Pick out all lines with the word "content" from the records that follow.

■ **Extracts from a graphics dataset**

_ _ _

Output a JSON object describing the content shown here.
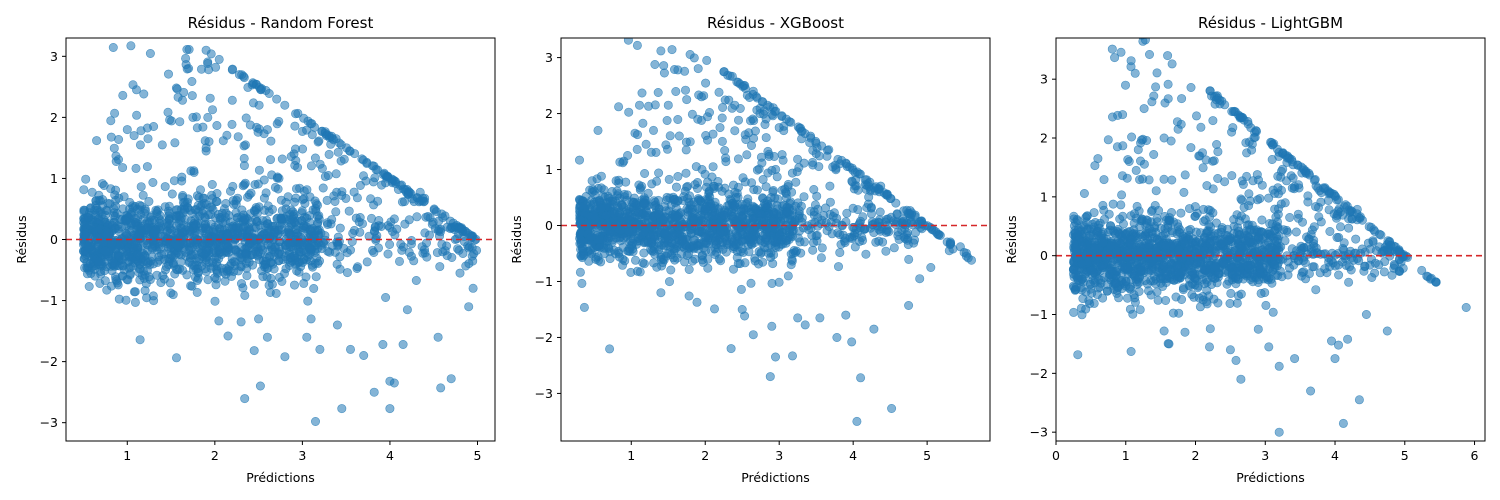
{
  "colors": {
    "points": "#1f77b4",
    "reference_line": "#d62728"
  },
  "chart_data": [
    {
      "type": "scatter",
      "title": "Résidus - Random Forest",
      "xlabel": "Prédictions",
      "ylabel": "Résidus",
      "xlim": [
        0.3,
        5.2
      ],
      "ylim": [
        -3.3,
        3.3
      ],
      "xticks": [
        1,
        2,
        3,
        4,
        5
      ],
      "yticks": [
        -3,
        -2,
        -1,
        0,
        1,
        2,
        3
      ],
      "reference_line": {
        "y": 0,
        "style": "dashed",
        "color": "#d62728"
      },
      "cloud": {
        "x_min": 0.5,
        "x_max": 5.0,
        "ceiling_x": 5.0,
        "max_x": 5.0,
        "spread": 0.36,
        "n": 1500,
        "seed": 11
      },
      "outliers": [
        [
          1.9,
          3.1
        ],
        [
          2.05,
          2.95
        ],
        [
          1.7,
          2.8
        ],
        [
          2.2,
          2.78
        ],
        [
          2.28,
          2.7
        ],
        [
          1.58,
          2.33
        ],
        [
          2.2,
          2.28
        ],
        [
          1.75,
          2.0
        ],
        [
          1.92,
          2.0
        ],
        [
          1.8,
          1.83
        ],
        [
          1.3,
          1.85
        ],
        [
          1.0,
          1.8
        ],
        [
          0.65,
          1.62
        ],
        [
          1.9,
          1.5
        ],
        [
          1.6,
          1.93
        ],
        [
          1.4,
          1.55
        ],
        [
          1.15,
          1.55
        ],
        [
          1.9,
          1.45
        ],
        [
          2.6,
          1.8
        ],
        [
          2.35,
          1.55
        ],
        [
          3.15,
          -2.98
        ],
        [
          3.45,
          -2.77
        ],
        [
          4.0,
          -2.77
        ],
        [
          2.52,
          -2.4
        ],
        [
          4.58,
          -2.43
        ],
        [
          4.7,
          -2.28
        ],
        [
          4.05,
          -2.35
        ],
        [
          4.0,
          -2.32
        ],
        [
          3.7,
          -1.9
        ],
        [
          3.82,
          -2.5
        ],
        [
          3.92,
          -1.72
        ],
        [
          4.15,
          -1.72
        ],
        [
          3.55,
          -1.8
        ],
        [
          3.2,
          -1.8
        ],
        [
          2.45,
          -1.82
        ],
        [
          2.8,
          -1.92
        ],
        [
          4.55,
          -1.6
        ],
        [
          3.05,
          -1.6
        ],
        [
          2.6,
          -1.6
        ],
        [
          2.15,
          -1.58
        ],
        [
          2.5,
          -1.3
        ],
        [
          2.3,
          -1.35
        ],
        [
          3.4,
          -1.4
        ],
        [
          3.1,
          -1.3
        ],
        [
          4.2,
          -1.15
        ],
        [
          4.9,
          -1.1
        ],
        [
          4.95,
          -0.8
        ],
        [
          4.8,
          -0.55
        ],
        [
          3.95,
          -0.95
        ],
        [
          1.3,
          -1.0
        ]
      ]
    },
    {
      "type": "scatter",
      "title": "Résidus - XGBoost",
      "xlabel": "Prédictions",
      "ylabel": "Résidus",
      "xlim": [
        0.05,
        5.85
      ],
      "ylim": [
        -3.85,
        3.35
      ],
      "xticks": [
        1,
        2,
        3,
        4,
        5
      ],
      "yticks": [
        -3,
        -2,
        -1,
        0,
        1,
        2,
        3
      ],
      "reference_line": {
        "y": 0,
        "style": "dashed",
        "color": "#d62728"
      },
      "cloud": {
        "x_min": 0.3,
        "x_max": 4.95,
        "ceiling_x": 5.0,
        "max_x": 5.6,
        "spread": 0.33,
        "n": 1500,
        "seed": 23
      },
      "outliers": [
        [
          1.4,
          3.12
        ],
        [
          2.02,
          2.95
        ],
        [
          0.55,
          1.7
        ],
        [
          2.52,
          2.5
        ],
        [
          2.65,
          2.4
        ],
        [
          1.95,
          2.3
        ],
        [
          1.75,
          2.25
        ],
        [
          1.5,
          2.15
        ],
        [
          2.4,
          2.15
        ],
        [
          2.2,
          1.75
        ],
        [
          1.3,
          1.7
        ],
        [
          1.05,
          1.65
        ],
        [
          1.9,
          1.9
        ],
        [
          2.8,
          2.05
        ],
        [
          3.0,
          1.75
        ],
        [
          0.95,
          1.25
        ],
        [
          1.2,
          1.45
        ],
        [
          1.65,
          1.6
        ],
        [
          4.05,
          -3.5
        ],
        [
          4.52,
          -3.27
        ],
        [
          4.1,
          -2.72
        ],
        [
          2.88,
          -2.7
        ],
        [
          2.95,
          -2.35
        ],
        [
          3.18,
          -2.33
        ],
        [
          2.35,
          -2.2
        ],
        [
          3.98,
          -2.08
        ],
        [
          3.78,
          -2.0
        ],
        [
          2.65,
          -1.95
        ],
        [
          2.9,
          -1.8
        ],
        [
          3.25,
          -1.65
        ],
        [
          3.55,
          -1.65
        ],
        [
          2.5,
          -1.5
        ],
        [
          4.28,
          -1.85
        ],
        [
          4.75,
          -1.43
        ],
        [
          4.9,
          -0.95
        ],
        [
          5.05,
          -0.75
        ],
        [
          5.3,
          -0.45
        ],
        [
          5.6,
          -0.62
        ],
        [
          5.45,
          -0.38
        ],
        [
          5.35,
          -0.42
        ],
        [
          3.9,
          -1.6
        ],
        [
          1.4,
          -1.2
        ]
      ]
    },
    {
      "type": "scatter",
      "title": "Résidus - LightGBM",
      "xlabel": "Prédictions",
      "ylabel": "Résidus",
      "xlim": [
        0.0,
        6.15
      ],
      "ylim": [
        -3.15,
        3.7
      ],
      "xticks": [
        0,
        1,
        2,
        3,
        4,
        5,
        6
      ],
      "yticks": [
        -3,
        -2,
        -1,
        0,
        1,
        2,
        3
      ],
      "reference_line": {
        "y": 0,
        "style": "dashed",
        "color": "#d62728"
      },
      "cloud": {
        "x_min": 0.25,
        "x_max": 5.0,
        "ceiling_x": 5.0,
        "max_x": 5.45,
        "spread": 0.34,
        "n": 1500,
        "seed": 37
      },
      "outliers": [
        [
          1.6,
          3.4
        ],
        [
          1.8,
          2.67
        ],
        [
          2.3,
          2.65
        ],
        [
          2.35,
          2.58
        ],
        [
          2.52,
          2.45
        ],
        [
          1.75,
          2.15
        ],
        [
          1.65,
          1.95
        ],
        [
          0.75,
          1.97
        ],
        [
          0.88,
          1.85
        ],
        [
          1.05,
          1.6
        ],
        [
          0.6,
          1.65
        ],
        [
          1.55,
          2.0
        ],
        [
          2.1,
          1.75
        ],
        [
          2.75,
          2.28
        ],
        [
          1.4,
          1.72
        ],
        [
          1.15,
          1.45
        ],
        [
          0.45,
          0.68
        ],
        [
          3.2,
          -3.0
        ],
        [
          4.12,
          -2.85
        ],
        [
          4.35,
          -2.45
        ],
        [
          3.65,
          -2.3
        ],
        [
          2.65,
          -2.1
        ],
        [
          3.2,
          -1.88
        ],
        [
          3.42,
          -1.75
        ],
        [
          2.58,
          -1.78
        ],
        [
          4.0,
          -1.75
        ],
        [
          2.5,
          -1.6
        ],
        [
          2.2,
          -1.55
        ],
        [
          1.62,
          -1.5
        ],
        [
          3.05,
          -1.55
        ],
        [
          4.05,
          -1.52
        ],
        [
          3.95,
          -1.45
        ],
        [
          4.18,
          -1.42
        ],
        [
          1.55,
          -1.28
        ],
        [
          4.75,
          -1.28
        ],
        [
          5.88,
          -0.88
        ],
        [
          5.45,
          -0.45
        ],
        [
          1.85,
          -1.3
        ],
        [
          2.9,
          -1.25
        ],
        [
          4.45,
          -1.0
        ]
      ]
    }
  ]
}
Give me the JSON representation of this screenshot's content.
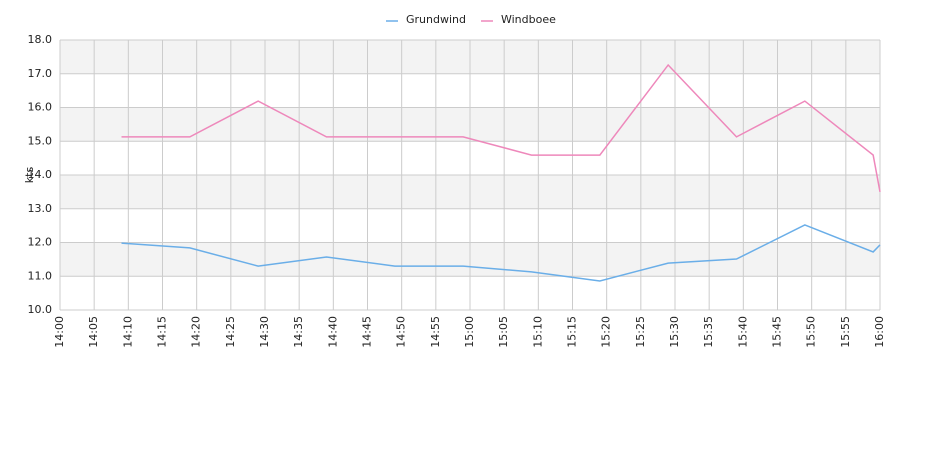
{
  "chart_data": {
    "type": "line",
    "y_label": "kts",
    "x": [
      "14:09",
      "14:19",
      "14:29",
      "14:39",
      "14:49",
      "14:59",
      "15:09",
      "15:19",
      "15:29",
      "15:39",
      "15:49",
      "15:59",
      "16:00"
    ],
    "series": [
      {
        "name": "Grundwind",
        "color": "#6aaee8",
        "values": [
          11.98,
          11.84,
          11.3,
          11.57,
          11.3,
          11.3,
          11.13,
          10.86,
          11.39,
          11.51,
          12.52,
          11.72,
          11.93
        ]
      },
      {
        "name": "Windboee",
        "color": "#ee88bb",
        "values": [
          15.13,
          15.13,
          16.19,
          15.13,
          15.13,
          15.13,
          14.59,
          14.59,
          17.26,
          15.13,
          16.19,
          14.59,
          13.5
        ]
      }
    ],
    "xlim": [
      "14:00",
      "16:00"
    ],
    "xticks": [
      "14:00",
      "14:05",
      "14:10",
      "14:15",
      "14:20",
      "14:25",
      "14:30",
      "14:35",
      "14:40",
      "14:45",
      "14:50",
      "14:55",
      "15:00",
      "15:05",
      "15:10",
      "15:15",
      "15:20",
      "15:25",
      "15:30",
      "15:35",
      "15:40",
      "15:45",
      "15:50",
      "15:55",
      "16:00"
    ],
    "ylim": [
      10,
      18
    ],
    "yticks": [
      {
        "value": 10,
        "label": "10.0"
      },
      {
        "value": 11,
        "label": "11.0"
      },
      {
        "value": 12,
        "label": "12.0"
      },
      {
        "value": 13,
        "label": "13.0"
      },
      {
        "value": 14,
        "label": "14.0"
      },
      {
        "value": 15,
        "label": "15.0"
      },
      {
        "value": 16,
        "label": "16.0"
      },
      {
        "value": 17,
        "label": "17.0"
      },
      {
        "value": 18,
        "label": "18.0"
      }
    ],
    "grid": true,
    "band_color": "#f3f3f3",
    "legend": "top"
  }
}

_ _ _

■ **Task solution**
Output a JSON object describing the content shown here.
Give me the JSON representation of this screenshot's content.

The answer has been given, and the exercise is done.